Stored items
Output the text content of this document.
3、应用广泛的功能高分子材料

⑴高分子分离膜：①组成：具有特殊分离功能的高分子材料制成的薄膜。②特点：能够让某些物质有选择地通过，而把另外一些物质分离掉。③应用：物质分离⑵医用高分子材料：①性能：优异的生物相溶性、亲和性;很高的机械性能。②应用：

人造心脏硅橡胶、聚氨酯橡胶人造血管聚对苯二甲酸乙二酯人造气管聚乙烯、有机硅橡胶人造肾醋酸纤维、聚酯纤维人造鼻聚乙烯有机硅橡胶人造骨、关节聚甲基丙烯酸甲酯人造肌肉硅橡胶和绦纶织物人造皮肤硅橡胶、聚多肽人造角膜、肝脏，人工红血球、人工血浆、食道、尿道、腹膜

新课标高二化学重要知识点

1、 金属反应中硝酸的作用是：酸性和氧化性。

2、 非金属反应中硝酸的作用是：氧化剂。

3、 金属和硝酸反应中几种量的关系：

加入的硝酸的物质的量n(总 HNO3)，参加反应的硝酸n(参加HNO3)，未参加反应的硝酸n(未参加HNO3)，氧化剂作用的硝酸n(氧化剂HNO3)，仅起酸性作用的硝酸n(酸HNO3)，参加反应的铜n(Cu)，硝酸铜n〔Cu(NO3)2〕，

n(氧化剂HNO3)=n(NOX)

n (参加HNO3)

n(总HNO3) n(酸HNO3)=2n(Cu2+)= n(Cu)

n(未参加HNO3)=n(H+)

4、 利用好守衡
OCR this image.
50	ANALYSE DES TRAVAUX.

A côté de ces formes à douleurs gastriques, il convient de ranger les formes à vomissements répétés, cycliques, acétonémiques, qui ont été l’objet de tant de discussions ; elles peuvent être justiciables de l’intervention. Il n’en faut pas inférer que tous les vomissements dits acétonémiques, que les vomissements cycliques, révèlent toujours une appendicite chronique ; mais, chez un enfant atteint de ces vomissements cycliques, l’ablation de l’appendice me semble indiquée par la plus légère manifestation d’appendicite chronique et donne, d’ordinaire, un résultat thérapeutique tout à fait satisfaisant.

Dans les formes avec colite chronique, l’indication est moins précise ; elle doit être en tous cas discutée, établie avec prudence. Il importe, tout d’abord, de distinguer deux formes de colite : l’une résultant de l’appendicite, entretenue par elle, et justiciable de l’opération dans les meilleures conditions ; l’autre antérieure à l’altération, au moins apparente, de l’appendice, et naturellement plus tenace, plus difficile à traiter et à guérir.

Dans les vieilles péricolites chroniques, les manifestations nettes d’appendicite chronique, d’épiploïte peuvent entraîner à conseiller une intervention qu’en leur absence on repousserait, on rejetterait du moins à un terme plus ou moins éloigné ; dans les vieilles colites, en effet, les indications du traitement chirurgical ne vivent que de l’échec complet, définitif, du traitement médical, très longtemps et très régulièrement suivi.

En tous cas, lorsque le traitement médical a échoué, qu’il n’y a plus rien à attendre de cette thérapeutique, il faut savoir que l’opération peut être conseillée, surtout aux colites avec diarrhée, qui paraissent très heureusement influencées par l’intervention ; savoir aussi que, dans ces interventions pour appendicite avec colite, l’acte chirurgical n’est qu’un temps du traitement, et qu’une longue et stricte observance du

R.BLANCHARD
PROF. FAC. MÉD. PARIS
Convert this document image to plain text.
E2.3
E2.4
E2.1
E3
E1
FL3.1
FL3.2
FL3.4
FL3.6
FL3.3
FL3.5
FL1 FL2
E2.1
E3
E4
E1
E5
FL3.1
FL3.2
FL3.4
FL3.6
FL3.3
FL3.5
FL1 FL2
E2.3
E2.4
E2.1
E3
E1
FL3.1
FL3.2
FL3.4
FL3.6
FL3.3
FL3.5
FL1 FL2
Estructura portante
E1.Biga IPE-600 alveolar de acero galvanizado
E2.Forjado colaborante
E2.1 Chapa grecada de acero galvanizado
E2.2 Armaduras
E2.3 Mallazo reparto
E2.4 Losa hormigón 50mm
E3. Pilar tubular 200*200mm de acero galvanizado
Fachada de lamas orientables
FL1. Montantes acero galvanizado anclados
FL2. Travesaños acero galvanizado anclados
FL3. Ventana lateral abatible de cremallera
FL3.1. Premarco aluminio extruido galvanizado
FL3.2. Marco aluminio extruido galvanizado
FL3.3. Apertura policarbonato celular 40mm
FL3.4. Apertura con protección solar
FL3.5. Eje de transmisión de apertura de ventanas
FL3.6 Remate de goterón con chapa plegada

# Directive
Only the lines from the one that contains "Convert this document image to plain text." to the end of the entries above should be given again, exactly and in full.

# Task response
Convert this document image to plain text.
E2.3
E2.4
E2.1
E3
E1
FL3.1
FL3.2
FL3.4
FL3.6
FL3.3
FL3.5
FL1 FL2
E2.1
E3
E4
E1
E5
FL3.1
FL3.2
FL3.4
FL3.6
FL3.3
FL3.5
FL1 FL2
E2.3
E2.4
E2.1
E3
E1
FL3.1
FL3.2
FL3.4
FL3.6
FL3.3
FL3.5
FL1 FL2
Estructura portante
E1.Biga IPE-600 alveolar de acero galvanizado
E2.Forjado colaborante
E2.1 Chapa grecada de acero galvanizado
E2.2 Armaduras
E2.3 Mallazo reparto
E2.4 Losa hormigón 50mm
E3. Pilar tubular 200*200mm de acero galvanizado
Fachada de lamas orientables
FL1. Montantes acero galvanizado anclados
FL2. Travesaños acero galvanizado anclados
FL3. Ventana lateral abatible de cremallera
FL3.1. Premarco aluminio extruido galvanizado
FL3.2. Marco aluminio extruido galvanizado
FL3.3. Apertura policarbonato celular 40mm
FL3.4. Apertura con protección solar
FL3.5. Eje de transmisión de apertura de ventanas
FL3.6 Remate de goterón con chapa plegada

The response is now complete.